— begin Excerpted records —

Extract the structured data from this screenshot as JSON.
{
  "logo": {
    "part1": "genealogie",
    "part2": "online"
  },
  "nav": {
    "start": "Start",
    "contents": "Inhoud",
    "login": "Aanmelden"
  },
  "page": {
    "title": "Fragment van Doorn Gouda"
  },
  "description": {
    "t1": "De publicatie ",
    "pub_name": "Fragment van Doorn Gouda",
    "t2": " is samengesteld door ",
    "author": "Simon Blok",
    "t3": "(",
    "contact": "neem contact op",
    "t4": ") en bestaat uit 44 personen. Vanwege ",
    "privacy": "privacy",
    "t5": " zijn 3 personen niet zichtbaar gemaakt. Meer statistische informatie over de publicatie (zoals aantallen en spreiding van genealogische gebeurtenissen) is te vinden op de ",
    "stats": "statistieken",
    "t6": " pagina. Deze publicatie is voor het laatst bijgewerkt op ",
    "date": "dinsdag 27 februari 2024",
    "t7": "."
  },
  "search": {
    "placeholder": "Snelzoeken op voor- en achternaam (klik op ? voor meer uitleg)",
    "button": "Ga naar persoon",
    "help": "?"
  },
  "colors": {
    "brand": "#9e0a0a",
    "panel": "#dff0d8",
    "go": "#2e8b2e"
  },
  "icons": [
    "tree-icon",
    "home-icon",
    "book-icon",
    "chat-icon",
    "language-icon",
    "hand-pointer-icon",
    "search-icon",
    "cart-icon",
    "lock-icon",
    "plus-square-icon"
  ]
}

— end Excerpted records —

## Task
Your task is to output all of the data above word for word.

## Expected answer
Extract the structured data from this screenshot as JSON.
{
  "logo": {
    "part1": "genealogie",
    "part2": "online"
  },
  "nav": {
    "start": "Start",
    "contents": "Inhoud",
    "login": "Aanmelden"
  },
  "page": {
    "title": "Fragment van Doorn Gouda"
  },
  "description": {
    "t1": "De publicatie ",
    "pub_name": "Fragment van Doorn Gouda",
    "t2": " is samengesteld door ",
    "author": "Simon Blok",
    "t3": "(",
    "contact": "neem contact op",
    "t4": ") en bestaat uit 44 personen. Vanwege ",
    "privacy": "privacy",
    "t5": " zijn 3 personen niet zichtbaar gemaakt. Meer statistische informatie over de publicatie (zoals aantallen en spreiding van genealogische gebeurtenissen) is te vinden op de ",
    "stats": "statistieken",
    "t6": " pagina. Deze publicatie is voor het laatst bijgewerkt op ",
    "date": "dinsdag 27 februari 2024",
    "t7": "."
  },
  "search": {
    "placeholder": "Snelzoeken op voor- en achternaam (klik op ? voor meer uitleg)",
    "button": "Ga naar persoon",
    "help": "?"
  },
  "colors": {
    "brand": "#9e0a0a",
    "panel": "#dff0d8",
    "go": "#2e8b2e"
  },
  "icons": [
    "tree-icon",
    "home-icon",
    "book-icon",
    "chat-icon",
    "language-icon",
    "hand-pointer-icon",
    "search-icon",
    "cart-icon",
    "lock-icon",
    "plus-square-icon"
  ]
}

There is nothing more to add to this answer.